• **OBJECTIVE**
Copy out each line of the data holding "this".

-- Begin --

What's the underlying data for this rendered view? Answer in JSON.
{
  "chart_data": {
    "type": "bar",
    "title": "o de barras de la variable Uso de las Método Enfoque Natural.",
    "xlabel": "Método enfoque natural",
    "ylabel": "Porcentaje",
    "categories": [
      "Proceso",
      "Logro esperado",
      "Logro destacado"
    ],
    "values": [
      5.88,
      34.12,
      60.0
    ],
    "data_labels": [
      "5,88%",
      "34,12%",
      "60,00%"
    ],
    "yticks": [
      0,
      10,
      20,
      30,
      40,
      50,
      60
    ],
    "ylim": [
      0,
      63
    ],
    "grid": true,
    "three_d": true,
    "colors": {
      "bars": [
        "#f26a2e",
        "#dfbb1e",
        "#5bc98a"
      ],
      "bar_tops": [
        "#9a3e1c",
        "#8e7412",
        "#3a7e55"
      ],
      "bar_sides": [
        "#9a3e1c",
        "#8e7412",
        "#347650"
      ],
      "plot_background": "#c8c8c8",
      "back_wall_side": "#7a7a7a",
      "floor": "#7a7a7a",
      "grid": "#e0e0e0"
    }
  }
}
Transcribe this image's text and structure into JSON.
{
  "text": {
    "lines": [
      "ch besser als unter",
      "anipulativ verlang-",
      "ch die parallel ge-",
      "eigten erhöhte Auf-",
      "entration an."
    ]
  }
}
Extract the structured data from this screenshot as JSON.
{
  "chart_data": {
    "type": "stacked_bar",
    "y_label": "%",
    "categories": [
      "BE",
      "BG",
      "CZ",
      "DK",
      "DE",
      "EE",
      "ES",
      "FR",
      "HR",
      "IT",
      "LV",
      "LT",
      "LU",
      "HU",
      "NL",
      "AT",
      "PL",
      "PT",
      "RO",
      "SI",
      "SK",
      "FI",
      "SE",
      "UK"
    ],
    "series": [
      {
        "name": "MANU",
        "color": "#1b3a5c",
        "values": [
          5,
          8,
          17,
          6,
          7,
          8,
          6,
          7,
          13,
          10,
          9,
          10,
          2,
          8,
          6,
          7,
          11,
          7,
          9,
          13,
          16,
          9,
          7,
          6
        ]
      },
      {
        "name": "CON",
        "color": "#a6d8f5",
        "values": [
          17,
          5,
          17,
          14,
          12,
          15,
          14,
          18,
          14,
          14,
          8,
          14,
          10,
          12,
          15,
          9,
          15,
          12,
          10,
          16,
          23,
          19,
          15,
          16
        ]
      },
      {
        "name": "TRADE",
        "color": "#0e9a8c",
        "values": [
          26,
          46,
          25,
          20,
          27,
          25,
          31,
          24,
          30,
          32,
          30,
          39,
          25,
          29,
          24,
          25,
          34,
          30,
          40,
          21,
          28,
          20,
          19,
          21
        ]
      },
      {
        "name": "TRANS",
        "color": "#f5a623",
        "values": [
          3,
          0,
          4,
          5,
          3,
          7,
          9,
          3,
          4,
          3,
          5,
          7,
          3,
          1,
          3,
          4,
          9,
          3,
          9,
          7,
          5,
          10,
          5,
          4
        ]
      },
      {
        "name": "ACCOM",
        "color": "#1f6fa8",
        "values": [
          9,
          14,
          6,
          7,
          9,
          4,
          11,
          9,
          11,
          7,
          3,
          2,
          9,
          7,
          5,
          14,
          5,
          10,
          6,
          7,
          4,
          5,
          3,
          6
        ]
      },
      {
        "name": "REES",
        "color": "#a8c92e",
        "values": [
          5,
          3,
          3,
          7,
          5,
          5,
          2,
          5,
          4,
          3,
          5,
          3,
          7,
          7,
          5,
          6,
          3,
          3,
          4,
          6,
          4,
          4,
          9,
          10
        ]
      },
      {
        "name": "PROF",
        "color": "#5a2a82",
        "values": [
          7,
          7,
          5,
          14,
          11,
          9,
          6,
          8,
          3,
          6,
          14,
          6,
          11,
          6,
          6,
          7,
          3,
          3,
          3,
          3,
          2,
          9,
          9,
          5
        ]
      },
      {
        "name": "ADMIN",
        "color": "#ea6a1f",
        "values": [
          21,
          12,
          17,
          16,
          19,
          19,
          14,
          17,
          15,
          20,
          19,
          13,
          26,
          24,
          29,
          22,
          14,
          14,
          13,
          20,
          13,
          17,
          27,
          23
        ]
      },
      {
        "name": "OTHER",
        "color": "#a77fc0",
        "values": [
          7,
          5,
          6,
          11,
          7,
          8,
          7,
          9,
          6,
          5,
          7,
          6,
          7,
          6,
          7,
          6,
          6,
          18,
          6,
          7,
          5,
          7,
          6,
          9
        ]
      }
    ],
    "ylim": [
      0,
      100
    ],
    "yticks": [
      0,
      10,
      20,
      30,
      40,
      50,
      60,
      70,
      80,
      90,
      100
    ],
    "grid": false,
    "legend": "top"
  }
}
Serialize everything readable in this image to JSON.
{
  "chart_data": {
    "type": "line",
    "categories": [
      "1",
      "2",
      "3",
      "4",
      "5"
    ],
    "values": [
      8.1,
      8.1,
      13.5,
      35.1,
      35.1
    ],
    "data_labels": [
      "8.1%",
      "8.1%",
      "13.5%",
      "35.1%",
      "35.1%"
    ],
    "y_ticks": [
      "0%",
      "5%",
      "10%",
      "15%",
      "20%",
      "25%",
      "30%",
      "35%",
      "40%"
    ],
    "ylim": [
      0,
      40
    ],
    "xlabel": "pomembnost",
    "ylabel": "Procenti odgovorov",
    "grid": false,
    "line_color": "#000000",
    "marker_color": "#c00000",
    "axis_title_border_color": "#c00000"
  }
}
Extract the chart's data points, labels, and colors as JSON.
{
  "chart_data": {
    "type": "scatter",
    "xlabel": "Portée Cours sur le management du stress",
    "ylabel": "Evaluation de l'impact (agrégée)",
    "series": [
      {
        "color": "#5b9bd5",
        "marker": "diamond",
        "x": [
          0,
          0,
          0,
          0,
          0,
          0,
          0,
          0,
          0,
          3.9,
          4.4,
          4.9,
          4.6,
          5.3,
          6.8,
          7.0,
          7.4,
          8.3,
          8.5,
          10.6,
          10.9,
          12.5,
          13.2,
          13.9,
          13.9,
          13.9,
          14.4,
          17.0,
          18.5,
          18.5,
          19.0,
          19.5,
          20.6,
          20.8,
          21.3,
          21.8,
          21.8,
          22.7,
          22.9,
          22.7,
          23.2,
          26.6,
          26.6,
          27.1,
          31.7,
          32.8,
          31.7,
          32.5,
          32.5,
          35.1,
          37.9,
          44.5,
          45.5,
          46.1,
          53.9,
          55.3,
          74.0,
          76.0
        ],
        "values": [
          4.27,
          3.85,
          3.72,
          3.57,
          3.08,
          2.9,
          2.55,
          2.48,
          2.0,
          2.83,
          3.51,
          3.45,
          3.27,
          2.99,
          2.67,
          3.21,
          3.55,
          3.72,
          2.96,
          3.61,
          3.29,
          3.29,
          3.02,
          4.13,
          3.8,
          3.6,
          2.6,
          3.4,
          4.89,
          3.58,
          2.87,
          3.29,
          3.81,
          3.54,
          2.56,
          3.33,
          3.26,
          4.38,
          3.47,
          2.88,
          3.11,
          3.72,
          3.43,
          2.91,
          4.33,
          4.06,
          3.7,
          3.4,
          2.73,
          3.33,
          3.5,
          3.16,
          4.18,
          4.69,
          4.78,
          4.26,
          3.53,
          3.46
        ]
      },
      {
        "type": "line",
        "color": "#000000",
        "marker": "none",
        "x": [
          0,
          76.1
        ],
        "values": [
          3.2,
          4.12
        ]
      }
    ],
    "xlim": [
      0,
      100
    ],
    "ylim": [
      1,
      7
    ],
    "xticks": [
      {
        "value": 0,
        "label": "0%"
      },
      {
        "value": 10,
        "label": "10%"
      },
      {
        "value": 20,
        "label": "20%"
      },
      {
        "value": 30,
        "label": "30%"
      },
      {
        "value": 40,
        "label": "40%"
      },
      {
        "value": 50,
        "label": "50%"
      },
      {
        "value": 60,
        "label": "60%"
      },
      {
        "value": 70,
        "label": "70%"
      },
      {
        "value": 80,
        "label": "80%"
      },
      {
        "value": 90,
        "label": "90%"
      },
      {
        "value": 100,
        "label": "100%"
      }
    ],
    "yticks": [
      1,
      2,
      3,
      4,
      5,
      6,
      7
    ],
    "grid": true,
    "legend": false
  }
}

-- End --

• **TASK ANSWER**
What's the underlying data for this rendered view? Answer in JSON.
Transcribe this image's text and structure into JSON.
Extract the structured data from this screenshot as JSON.
Serialize everything readable in this image to JSON.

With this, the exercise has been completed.